(begin)

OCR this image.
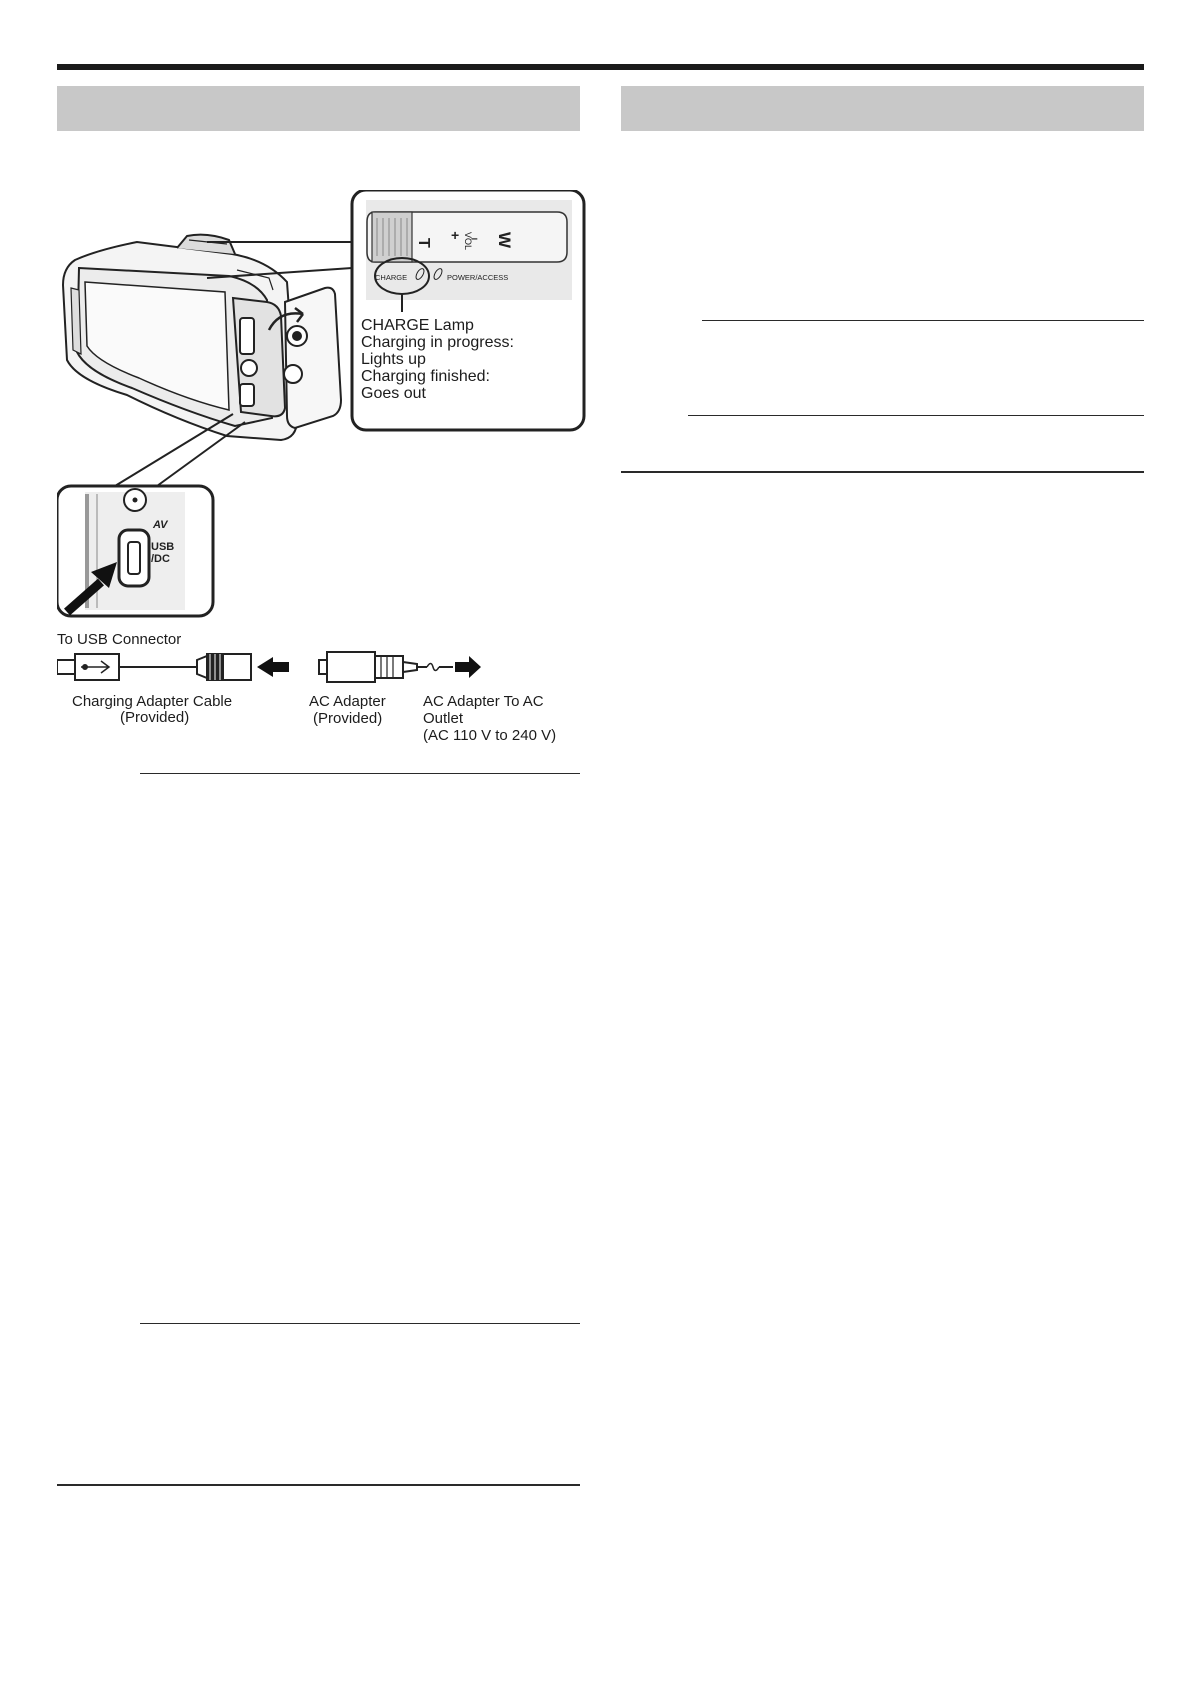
T + VOL
– W
CHARGE	POWER/ACCESS
CHARGE Lamp
Charging in progress:
Lights up
Charging finished:
Goes out
AV
USB
/DC
To USB Connector
Charging Adapter Cable
(Provided)
AC Adapter
(Provided)
AC Adapter To AC
Outlet
(AC 110 V to 240 V)
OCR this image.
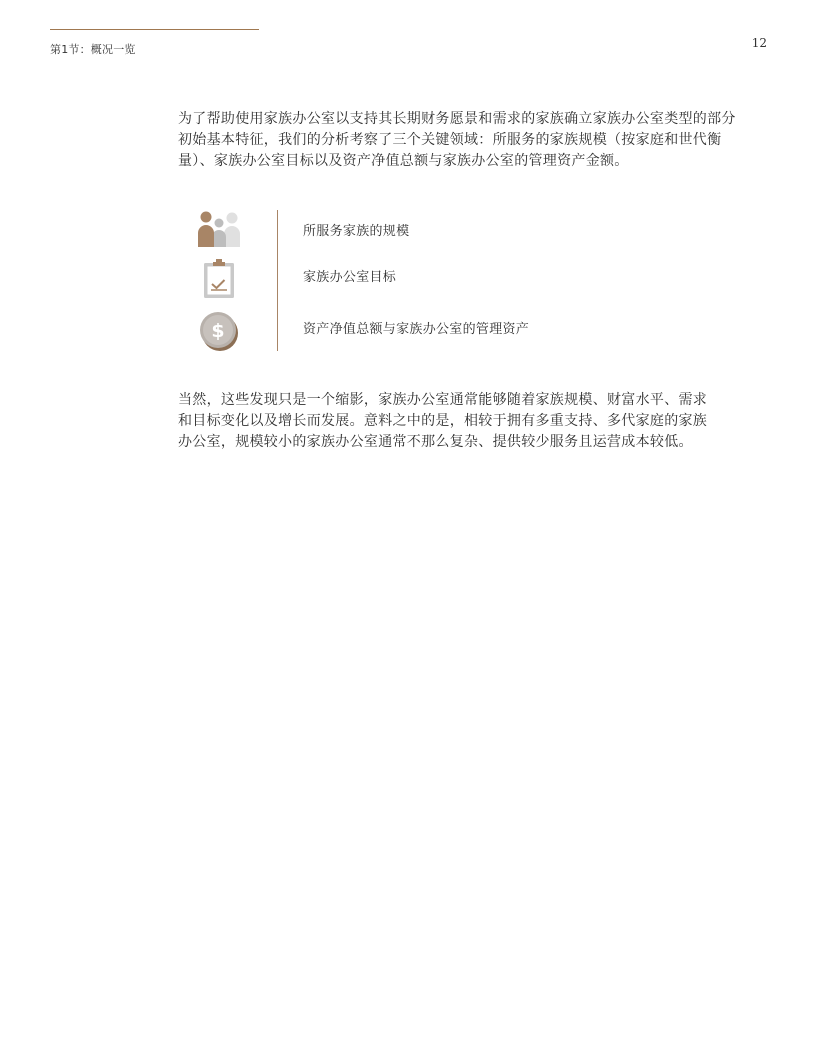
第1节：概况一览	12

为了帮助使用家族办公室以支持其长期财务愿景和需求的家族确立家族办公室类型的部分初始基本特征，我们的分析考察了三个关键领域：所服务的家族规模（按家庭和世代衡量）、家族办公室目标以及资产净值总额与家族办公室的管理资产金额。

所服务家族的规模
家族办公室目标
$	资产净值总额与家族办公室的管理资产

当然，这些发现只是一个缩影，家族办公室通常能够随着家族规模、财富水平、需求和目标变化以及增长而发展。意料之中的是，相较于拥有多重支持、多代家庭的家族办公室，规模较小的家族办公室通常不那么复杂、提供较少服务且运营成本较低。
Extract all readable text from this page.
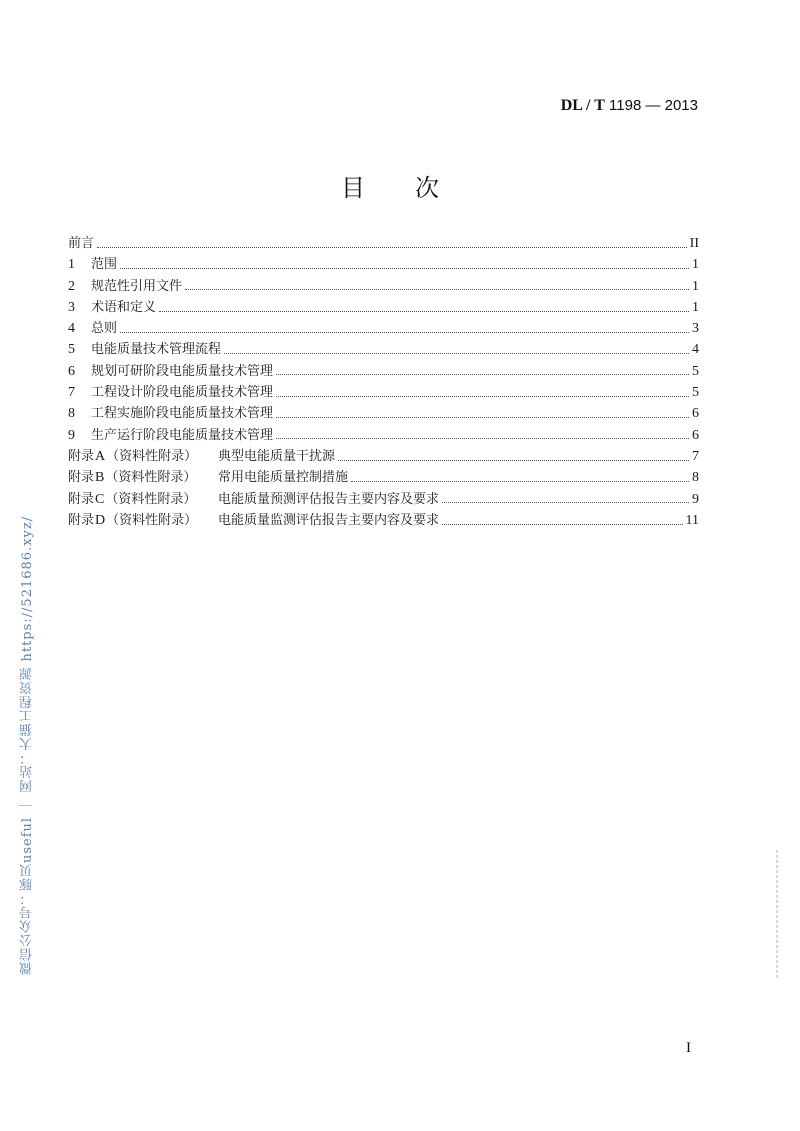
DL / T 1198 — 2013
目次
前言	II
1	范围	1
2	规范性引用文件	1
3	术语和定义	1
4	总则	3
5	电能质量技术管理流程	4
6	规划可研阶段电能质量技术管理	5
7	工程设计阶段电能质量技术管理	5
8	工程实施阶段电能质量技术管理	6
9	生产运行阶段电能质量技术管理	6
附录A（资料性附录）	典型电能质量干扰源	7
附录B（资料性附录）	常用电能质量控制措施	8
附录C（资料性附录）	电能质量预测评估报告主要内容及要求	9
附录D（资料性附录）	电能质量监测评估报告主要内容及要求	11
微信公众号：豚贝useful ｜ 网站：大猫工程资源 https://521686.xyz/
I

(end)

**What the exercise asks**. Pictures in the records above should not be copied. Repeat everything else exactly.

**The result**.
OCR this image.
T + VOL
– W
CHARGE	POWER/ACCESS
CHARGE Lamp
Charging in progress:
Lights up
Charging finished:
Goes out
AV
USB
/DC
To USB Connector
Charging Adapter Cable
(Provided)
AC Adapter
(Provided)
AC Adapter To AC
Outlet
(AC 110 V to 240 V)
OCR this image.
第1节：概况一览	12

为了帮助使用家族办公室以支持其长期财务愿景和需求的家族确立家族办公室类型的部分初始基本特征，我们的分析考察了三个关键领域：所服务的家族规模（按家庭和世代衡量）、家族办公室目标以及资产净值总额与家族办公室的管理资产金额。

所服务家族的规模
家族办公室目标
$	资产净值总额与家族办公室的管理资产

当然，这些发现只是一个缩影，家族办公室通常能够随着家族规模、财富水平、需求和目标变化以及增长而发展。意料之中的是，相较于拥有多重支持、多代家庭的家族办公室，规模较小的家族办公室通常不那么复杂、提供较少服务且运营成本较低。
Extract all readable text from this page.
DL / T 1198 — 2013
目次
前言	II
1	范围	1
2	规范性引用文件	1
3	术语和定义	1
4	总则	3
5	电能质量技术管理流程	4
6	规划可研阶段电能质量技术管理	5
7	工程设计阶段电能质量技术管理	5
8	工程实施阶段电能质量技术管理	6
9	生产运行阶段电能质量技术管理	6
附录A（资料性附录）	典型电能质量干扰源	7
附录B（资料性附录）	常用电能质量控制措施	8
附录C（资料性附录）	电能质量预测评估报告主要内容及要求	9
附录D（资料性附录）	电能质量监测评估报告主要内容及要求	11
微信公众号：豚贝useful ｜ 网站：大猫工程资源 https://521686.xyz/
I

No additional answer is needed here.